▶ **Task directions**:
Reproduce the records. Keep every word exact and include no images.

## Start Provided data

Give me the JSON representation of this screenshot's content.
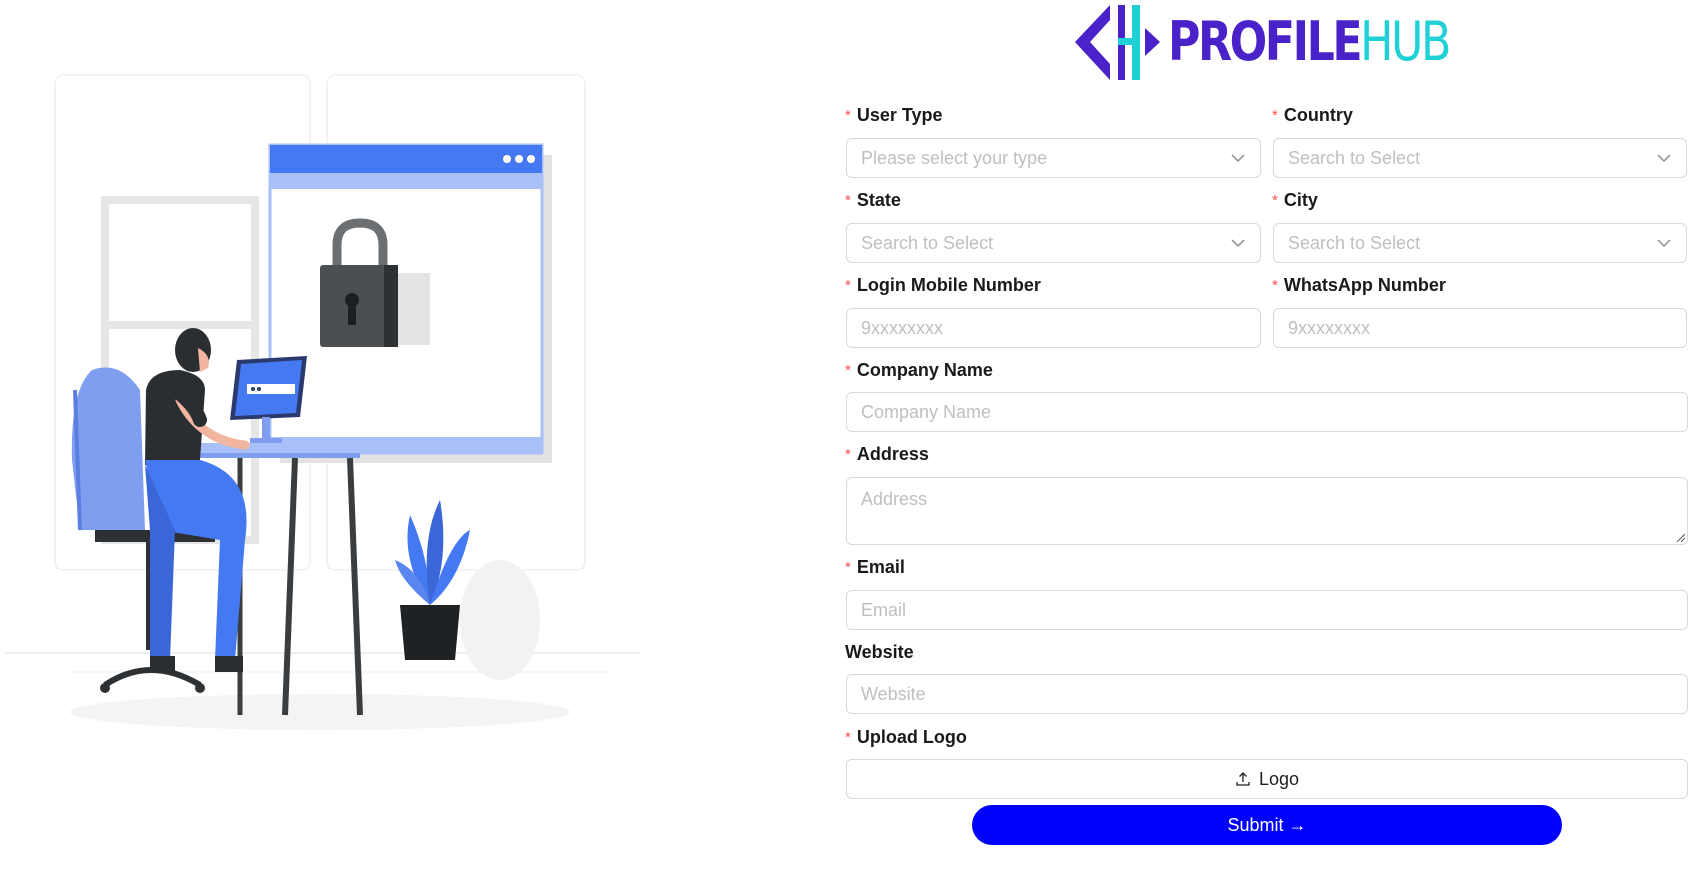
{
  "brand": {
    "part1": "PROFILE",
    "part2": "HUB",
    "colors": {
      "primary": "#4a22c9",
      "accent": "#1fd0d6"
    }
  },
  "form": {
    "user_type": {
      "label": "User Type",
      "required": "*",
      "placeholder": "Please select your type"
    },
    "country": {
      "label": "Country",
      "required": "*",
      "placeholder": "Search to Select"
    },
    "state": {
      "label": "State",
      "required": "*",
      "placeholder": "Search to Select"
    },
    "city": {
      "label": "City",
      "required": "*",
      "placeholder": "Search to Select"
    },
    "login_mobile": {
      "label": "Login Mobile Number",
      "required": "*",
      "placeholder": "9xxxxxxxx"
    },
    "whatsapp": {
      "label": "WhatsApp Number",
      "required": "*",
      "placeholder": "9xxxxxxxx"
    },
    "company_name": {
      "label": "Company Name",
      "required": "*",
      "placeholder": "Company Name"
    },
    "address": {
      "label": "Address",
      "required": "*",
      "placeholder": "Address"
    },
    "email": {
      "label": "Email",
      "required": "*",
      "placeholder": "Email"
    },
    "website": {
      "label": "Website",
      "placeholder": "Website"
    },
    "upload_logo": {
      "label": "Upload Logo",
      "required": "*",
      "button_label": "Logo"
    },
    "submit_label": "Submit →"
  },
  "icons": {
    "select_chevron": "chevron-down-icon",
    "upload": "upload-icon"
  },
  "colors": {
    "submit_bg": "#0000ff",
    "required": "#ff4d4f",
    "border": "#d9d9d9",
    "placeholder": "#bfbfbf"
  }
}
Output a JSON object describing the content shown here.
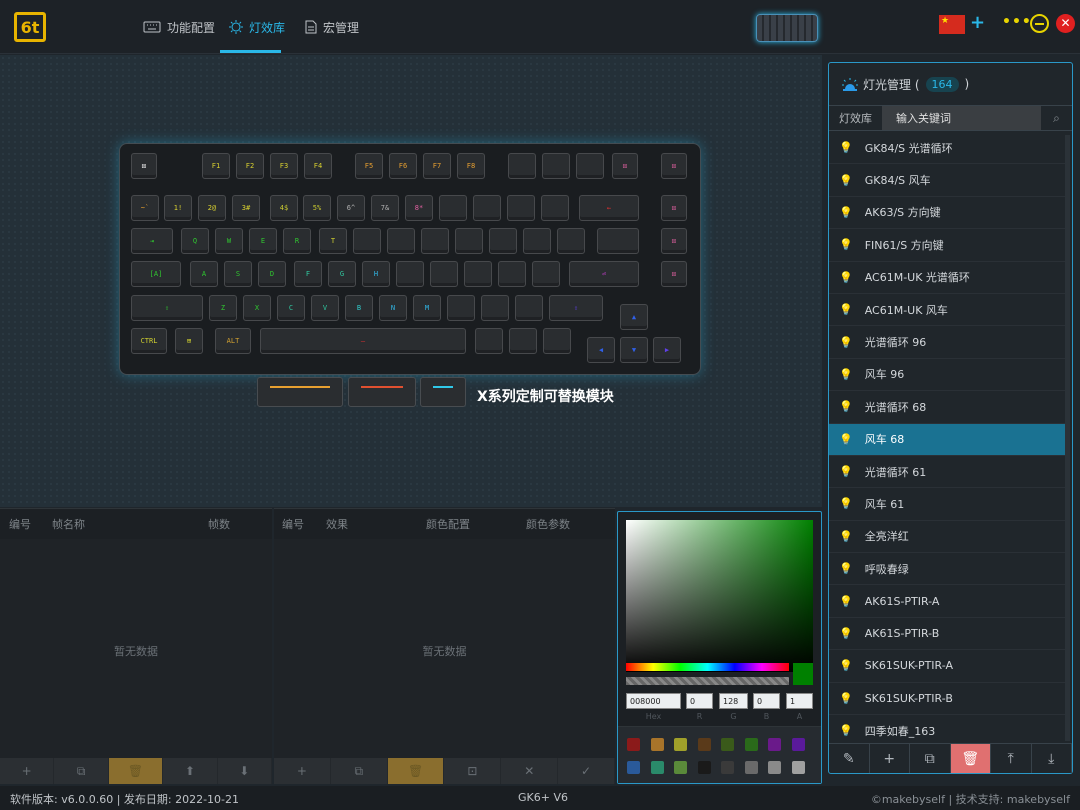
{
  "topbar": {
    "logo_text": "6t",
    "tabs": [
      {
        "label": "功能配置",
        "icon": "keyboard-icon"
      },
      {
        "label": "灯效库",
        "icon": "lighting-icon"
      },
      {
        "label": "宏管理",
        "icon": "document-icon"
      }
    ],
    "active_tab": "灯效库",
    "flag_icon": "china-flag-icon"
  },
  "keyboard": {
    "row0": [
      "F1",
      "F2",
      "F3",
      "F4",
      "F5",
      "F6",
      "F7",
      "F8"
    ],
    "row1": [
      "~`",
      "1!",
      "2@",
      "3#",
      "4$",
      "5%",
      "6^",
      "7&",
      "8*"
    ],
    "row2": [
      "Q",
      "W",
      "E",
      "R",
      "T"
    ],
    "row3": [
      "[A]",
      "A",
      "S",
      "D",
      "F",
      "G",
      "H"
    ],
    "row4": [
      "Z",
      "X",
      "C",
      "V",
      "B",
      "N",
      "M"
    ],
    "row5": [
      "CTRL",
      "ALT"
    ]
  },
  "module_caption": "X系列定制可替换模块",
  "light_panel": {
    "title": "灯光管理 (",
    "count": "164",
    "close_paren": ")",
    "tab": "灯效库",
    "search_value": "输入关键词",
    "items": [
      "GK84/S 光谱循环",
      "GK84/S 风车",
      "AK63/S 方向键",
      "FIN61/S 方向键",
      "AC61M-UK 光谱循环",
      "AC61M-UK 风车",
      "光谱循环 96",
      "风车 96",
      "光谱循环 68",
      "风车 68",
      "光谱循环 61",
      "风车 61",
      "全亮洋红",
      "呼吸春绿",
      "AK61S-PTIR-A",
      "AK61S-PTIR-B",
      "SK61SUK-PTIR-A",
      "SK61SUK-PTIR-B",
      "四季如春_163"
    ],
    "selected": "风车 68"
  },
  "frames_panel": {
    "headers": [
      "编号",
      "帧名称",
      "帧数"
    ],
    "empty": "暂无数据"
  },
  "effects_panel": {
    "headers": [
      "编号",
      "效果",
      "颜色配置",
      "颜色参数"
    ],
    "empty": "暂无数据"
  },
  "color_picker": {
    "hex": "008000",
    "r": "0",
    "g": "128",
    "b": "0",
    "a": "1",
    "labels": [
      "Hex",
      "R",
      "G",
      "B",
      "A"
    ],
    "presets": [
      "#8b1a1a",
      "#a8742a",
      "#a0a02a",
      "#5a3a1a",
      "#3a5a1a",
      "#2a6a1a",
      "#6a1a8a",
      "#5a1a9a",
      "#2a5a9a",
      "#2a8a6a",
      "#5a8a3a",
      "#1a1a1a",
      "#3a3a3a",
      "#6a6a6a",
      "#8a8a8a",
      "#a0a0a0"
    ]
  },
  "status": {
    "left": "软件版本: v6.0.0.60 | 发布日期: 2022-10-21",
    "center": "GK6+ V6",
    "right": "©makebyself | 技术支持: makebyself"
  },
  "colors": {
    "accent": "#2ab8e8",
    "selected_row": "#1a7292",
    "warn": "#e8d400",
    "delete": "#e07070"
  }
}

## End Provided data

▶ **Finished answer**:
Give me the JSON representation of this screenshot's content.
{
  "brand": {
    "part1": "PROFILE",
    "part2": "HUB",
    "colors": {
      "primary": "#4a22c9",
      "accent": "#1fd0d6"
    }
  },
  "form": {
    "user_type": {
      "label": "User Type",
      "required": "*",
      "placeholder": "Please select your type"
    },
    "country": {
      "label": "Country",
      "required": "*",
      "placeholder": "Search to Select"
    },
    "state": {
      "label": "State",
      "required": "*",
      "placeholder": "Search to Select"
    },
    "city": {
      "label": "City",
      "required": "*",
      "placeholder": "Search to Select"
    },
    "login_mobile": {
      "label": "Login Mobile Number",
      "required": "*",
      "placeholder": "9xxxxxxxx"
    },
    "whatsapp": {
      "label": "WhatsApp Number",
      "required": "*",
      "placeholder": "9xxxxxxxx"
    },
    "company_name": {
      "label": "Company Name",
      "required": "*",
      "placeholder": "Company Name"
    },
    "address": {
      "label": "Address",
      "required": "*",
      "placeholder": "Address"
    },
    "email": {
      "label": "Email",
      "required": "*",
      "placeholder": "Email"
    },
    "website": {
      "label": "Website",
      "placeholder": "Website"
    },
    "upload_logo": {
      "label": "Upload Logo",
      "required": "*",
      "button_label": "Logo"
    },
    "submit_label": "Submit →"
  },
  "icons": {
    "select_chevron": "chevron-down-icon",
    "upload": "upload-icon"
  },
  "colors": {
    "submit_bg": "#0000ff",
    "required": "#ff4d4f",
    "border": "#d9d9d9",
    "placeholder": "#bfbfbf"
  }
}
Output a JSON object describing the content shown here.
{
  "topbar": {
    "logo_text": "6t",
    "tabs": [
      {
        "label": "功能配置",
        "icon": "keyboard-icon"
      },
      {
        "label": "灯效库",
        "icon": "lighting-icon"
      },
      {
        "label": "宏管理",
        "icon": "document-icon"
      }
    ],
    "active_tab": "灯效库",
    "flag_icon": "china-flag-icon"
  },
  "keyboard": {
    "row0": [
      "F1",
      "F2",
      "F3",
      "F4",
      "F5",
      "F6",
      "F7",
      "F8"
    ],
    "row1": [
      "~`",
      "1!",
      "2@",
      "3#",
      "4$",
      "5%",
      "6^",
      "7&",
      "8*"
    ],
    "row2": [
      "Q",
      "W",
      "E",
      "R",
      "T"
    ],
    "row3": [
      "[A]",
      "A",
      "S",
      "D",
      "F",
      "G",
      "H"
    ],
    "row4": [
      "Z",
      "X",
      "C",
      "V",
      "B",
      "N",
      "M"
    ],
    "row5": [
      "CTRL",
      "ALT"
    ]
  },
  "module_caption": "X系列定制可替换模块",
  "light_panel": {
    "title": "灯光管理 (",
    "count": "164",
    "close_paren": ")",
    "tab": "灯效库",
    "search_value": "输入关键词",
    "items": [
      "GK84/S 光谱循环",
      "GK84/S 风车",
      "AK63/S 方向键",
      "FIN61/S 方向键",
      "AC61M-UK 光谱循环",
      "AC61M-UK 风车",
      "光谱循环 96",
      "风车 96",
      "光谱循环 68",
      "风车 68",
      "光谱循环 61",
      "风车 61",
      "全亮洋红",
      "呼吸春绿",
      "AK61S-PTIR-A",
      "AK61S-PTIR-B",
      "SK61SUK-PTIR-A",
      "SK61SUK-PTIR-B",
      "四季如春_163"
    ],
    "selected": "风车 68"
  },
  "frames_panel": {
    "headers": [
      "编号",
      "帧名称",
      "帧数"
    ],
    "empty": "暂无数据"
  },
  "effects_panel": {
    "headers": [
      "编号",
      "效果",
      "颜色配置",
      "颜色参数"
    ],
    "empty": "暂无数据"
  },
  "color_picker": {
    "hex": "008000",
    "r": "0",
    "g": "128",
    "b": "0",
    "a": "1",
    "labels": [
      "Hex",
      "R",
      "G",
      "B",
      "A"
    ],
    "presets": [
      "#8b1a1a",
      "#a8742a",
      "#a0a02a",
      "#5a3a1a",
      "#3a5a1a",
      "#2a6a1a",
      "#6a1a8a",
      "#5a1a9a",
      "#2a5a9a",
      "#2a8a6a",
      "#5a8a3a",
      "#1a1a1a",
      "#3a3a3a",
      "#6a6a6a",
      "#8a8a8a",
      "#a0a0a0"
    ]
  },
  "status": {
    "left": "软件版本: v6.0.0.60 | 发布日期: 2022-10-21",
    "center": "GK6+ V6",
    "right": "©makebyself | 技术支持: makebyself"
  },
  "colors": {
    "accent": "#2ab8e8",
    "selected_row": "#1a7292",
    "warn": "#e8d400",
    "delete": "#e07070"
  }
}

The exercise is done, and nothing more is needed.